** Exercise **
Reproduce all the material exactly, minus any pictures it holds.

Data excerpts
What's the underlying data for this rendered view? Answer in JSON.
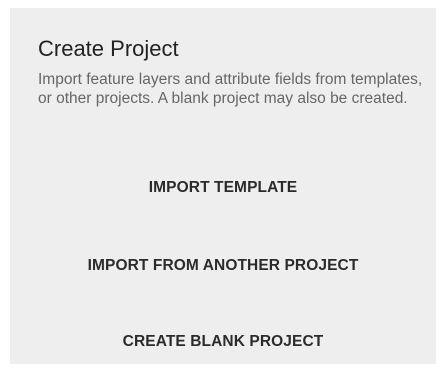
{
  "dialog": {
    "title": "Create Project",
    "description": "Import feature layers and attribute fields from templates, or other projects. A blank project may also be created.",
    "actions": [
      {
        "label": "IMPORT TEMPLATE"
      },
      {
        "label": "IMPORT FROM ANOTHER PROJECT"
      },
      {
        "label": "CREATE BLANK PROJECT"
      }
    ]
  }
}
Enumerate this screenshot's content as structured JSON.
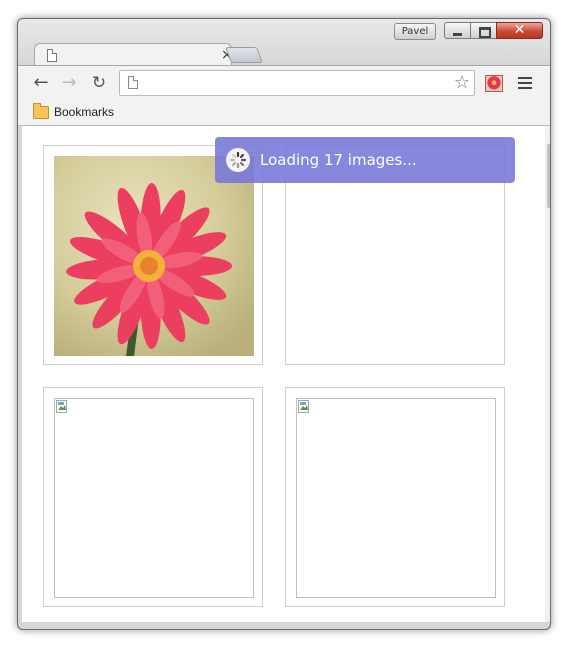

** Reply to the task **
What's the underlying data for this rendered view? Answer in JSON.
{
  "dialog": {
    "title": "Create Project",
    "description": "Import feature layers and attribute fields from templates, or other projects. A blank project may also be created.",
    "actions": [
      {
        "label": "IMPORT TEMPLATE"
      },
      {
        "label": "IMPORT FROM ANOTHER PROJECT"
      },
      {
        "label": "CREATE BLANK PROJECT"
      }
    ]
  }
}
Enumerate this screenshot's content as structured JSON.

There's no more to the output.